------ Dataset extract

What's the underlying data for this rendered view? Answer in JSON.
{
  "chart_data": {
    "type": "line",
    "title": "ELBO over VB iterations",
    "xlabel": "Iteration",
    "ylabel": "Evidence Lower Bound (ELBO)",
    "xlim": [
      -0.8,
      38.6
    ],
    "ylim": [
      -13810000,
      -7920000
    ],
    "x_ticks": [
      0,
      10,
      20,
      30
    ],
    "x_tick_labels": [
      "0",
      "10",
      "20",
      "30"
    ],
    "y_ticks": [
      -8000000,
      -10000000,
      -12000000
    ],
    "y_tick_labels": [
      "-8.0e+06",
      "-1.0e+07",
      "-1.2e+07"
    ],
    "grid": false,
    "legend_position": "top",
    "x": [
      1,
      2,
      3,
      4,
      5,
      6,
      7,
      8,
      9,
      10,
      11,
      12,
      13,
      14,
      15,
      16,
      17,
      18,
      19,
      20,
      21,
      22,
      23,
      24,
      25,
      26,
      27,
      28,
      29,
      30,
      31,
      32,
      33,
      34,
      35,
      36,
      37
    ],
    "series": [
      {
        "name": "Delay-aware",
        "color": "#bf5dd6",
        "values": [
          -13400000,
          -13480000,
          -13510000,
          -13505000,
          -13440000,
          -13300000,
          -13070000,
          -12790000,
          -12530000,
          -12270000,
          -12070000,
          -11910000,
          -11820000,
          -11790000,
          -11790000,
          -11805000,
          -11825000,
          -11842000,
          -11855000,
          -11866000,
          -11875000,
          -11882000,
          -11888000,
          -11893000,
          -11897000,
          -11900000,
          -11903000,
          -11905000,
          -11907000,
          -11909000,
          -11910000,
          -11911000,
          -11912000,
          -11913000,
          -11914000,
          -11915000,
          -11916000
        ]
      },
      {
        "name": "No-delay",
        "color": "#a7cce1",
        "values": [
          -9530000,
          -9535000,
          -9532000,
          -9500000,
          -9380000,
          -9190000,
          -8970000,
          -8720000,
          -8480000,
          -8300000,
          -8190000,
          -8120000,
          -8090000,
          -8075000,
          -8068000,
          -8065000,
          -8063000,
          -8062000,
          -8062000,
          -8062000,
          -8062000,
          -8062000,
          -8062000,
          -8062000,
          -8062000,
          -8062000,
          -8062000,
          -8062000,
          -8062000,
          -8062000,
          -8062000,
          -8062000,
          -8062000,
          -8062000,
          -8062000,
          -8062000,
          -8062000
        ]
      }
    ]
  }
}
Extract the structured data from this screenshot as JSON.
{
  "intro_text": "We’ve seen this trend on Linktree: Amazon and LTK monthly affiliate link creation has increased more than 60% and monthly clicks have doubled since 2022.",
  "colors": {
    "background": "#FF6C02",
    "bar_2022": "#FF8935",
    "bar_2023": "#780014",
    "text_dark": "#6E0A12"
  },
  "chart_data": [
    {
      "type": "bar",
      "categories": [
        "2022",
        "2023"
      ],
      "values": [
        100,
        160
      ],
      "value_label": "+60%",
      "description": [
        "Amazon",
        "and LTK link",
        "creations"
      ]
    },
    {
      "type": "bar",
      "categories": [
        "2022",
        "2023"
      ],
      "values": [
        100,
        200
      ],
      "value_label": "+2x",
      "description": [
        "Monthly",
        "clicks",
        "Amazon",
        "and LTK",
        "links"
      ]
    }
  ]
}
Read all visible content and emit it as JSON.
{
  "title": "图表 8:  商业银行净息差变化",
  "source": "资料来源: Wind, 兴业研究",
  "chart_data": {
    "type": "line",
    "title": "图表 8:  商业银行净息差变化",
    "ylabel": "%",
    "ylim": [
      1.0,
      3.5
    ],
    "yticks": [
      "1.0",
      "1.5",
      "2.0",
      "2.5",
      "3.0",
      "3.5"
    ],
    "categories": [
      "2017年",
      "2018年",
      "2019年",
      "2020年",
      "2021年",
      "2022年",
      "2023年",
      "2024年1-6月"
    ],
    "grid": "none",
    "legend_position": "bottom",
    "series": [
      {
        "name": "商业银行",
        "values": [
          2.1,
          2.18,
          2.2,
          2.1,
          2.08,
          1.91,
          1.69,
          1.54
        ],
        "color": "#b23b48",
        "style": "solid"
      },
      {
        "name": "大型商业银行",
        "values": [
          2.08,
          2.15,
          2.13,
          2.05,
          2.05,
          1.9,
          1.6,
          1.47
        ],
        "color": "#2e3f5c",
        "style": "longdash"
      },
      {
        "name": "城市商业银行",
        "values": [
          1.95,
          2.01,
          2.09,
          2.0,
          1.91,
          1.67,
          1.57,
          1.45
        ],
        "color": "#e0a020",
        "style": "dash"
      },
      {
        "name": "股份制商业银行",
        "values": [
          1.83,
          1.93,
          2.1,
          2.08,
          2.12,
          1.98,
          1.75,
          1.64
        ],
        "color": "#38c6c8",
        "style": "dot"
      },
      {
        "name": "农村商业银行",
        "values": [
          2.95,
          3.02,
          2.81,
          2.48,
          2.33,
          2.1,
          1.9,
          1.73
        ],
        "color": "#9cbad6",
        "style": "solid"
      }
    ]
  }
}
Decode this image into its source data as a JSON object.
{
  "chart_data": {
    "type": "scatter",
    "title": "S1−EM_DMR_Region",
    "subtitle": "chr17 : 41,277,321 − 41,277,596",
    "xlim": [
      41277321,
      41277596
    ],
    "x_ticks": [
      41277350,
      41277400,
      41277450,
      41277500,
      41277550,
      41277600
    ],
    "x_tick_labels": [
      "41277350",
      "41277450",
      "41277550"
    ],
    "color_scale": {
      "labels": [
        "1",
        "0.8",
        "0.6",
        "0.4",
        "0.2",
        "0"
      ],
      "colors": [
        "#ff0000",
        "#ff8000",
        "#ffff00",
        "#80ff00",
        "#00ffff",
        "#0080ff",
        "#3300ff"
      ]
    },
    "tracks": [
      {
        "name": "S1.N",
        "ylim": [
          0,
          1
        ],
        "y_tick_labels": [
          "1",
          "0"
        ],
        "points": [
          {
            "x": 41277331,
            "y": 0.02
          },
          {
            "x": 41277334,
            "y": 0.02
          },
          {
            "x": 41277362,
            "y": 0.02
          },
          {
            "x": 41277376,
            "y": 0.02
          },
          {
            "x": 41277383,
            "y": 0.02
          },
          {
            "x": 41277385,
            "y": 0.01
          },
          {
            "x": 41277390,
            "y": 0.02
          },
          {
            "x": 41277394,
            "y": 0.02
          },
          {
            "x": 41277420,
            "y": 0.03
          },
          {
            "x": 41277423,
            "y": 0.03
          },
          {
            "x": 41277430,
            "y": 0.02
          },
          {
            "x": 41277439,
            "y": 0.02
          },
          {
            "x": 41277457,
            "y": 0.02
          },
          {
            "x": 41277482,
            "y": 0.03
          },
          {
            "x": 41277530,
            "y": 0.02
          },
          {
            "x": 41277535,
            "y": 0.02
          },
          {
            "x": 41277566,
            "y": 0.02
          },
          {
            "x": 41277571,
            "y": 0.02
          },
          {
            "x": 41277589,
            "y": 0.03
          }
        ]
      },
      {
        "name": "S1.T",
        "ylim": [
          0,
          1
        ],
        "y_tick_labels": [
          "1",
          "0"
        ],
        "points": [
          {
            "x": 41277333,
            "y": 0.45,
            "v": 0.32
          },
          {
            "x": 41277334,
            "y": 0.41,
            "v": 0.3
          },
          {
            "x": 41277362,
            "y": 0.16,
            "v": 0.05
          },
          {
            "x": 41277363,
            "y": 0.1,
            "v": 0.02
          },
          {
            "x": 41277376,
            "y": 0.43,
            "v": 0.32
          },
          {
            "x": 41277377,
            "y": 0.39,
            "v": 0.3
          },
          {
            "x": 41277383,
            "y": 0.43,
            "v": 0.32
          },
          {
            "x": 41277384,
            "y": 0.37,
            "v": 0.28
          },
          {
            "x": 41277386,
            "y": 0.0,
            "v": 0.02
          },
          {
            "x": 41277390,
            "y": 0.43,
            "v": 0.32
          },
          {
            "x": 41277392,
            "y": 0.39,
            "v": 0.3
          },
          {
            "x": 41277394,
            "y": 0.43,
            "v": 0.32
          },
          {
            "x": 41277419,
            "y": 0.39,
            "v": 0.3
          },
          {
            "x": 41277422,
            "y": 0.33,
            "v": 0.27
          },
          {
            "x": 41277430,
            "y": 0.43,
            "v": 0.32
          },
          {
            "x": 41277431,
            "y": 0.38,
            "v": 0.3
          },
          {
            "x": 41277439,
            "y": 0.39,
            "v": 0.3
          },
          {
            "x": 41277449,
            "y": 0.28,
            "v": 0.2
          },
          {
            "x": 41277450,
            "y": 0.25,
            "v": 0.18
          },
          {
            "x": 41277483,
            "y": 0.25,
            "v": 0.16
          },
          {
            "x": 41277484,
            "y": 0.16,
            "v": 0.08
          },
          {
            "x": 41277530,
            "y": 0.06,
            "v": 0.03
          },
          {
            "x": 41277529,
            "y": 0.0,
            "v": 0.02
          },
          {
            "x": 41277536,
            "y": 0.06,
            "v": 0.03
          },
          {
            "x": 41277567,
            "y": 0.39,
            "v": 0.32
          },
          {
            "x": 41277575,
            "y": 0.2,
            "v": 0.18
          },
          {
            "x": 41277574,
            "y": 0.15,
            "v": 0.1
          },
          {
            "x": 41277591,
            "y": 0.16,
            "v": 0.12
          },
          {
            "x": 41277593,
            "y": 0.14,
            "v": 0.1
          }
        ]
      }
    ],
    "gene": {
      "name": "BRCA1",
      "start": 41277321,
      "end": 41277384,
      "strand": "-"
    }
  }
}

------------

## Exercise instructions
For the listing above, identify each line bearing "ELBO".

## Output
    "title": "ELBO over VB iterations",
    "ylabel": "Evidence Lower Bound (ELBO)",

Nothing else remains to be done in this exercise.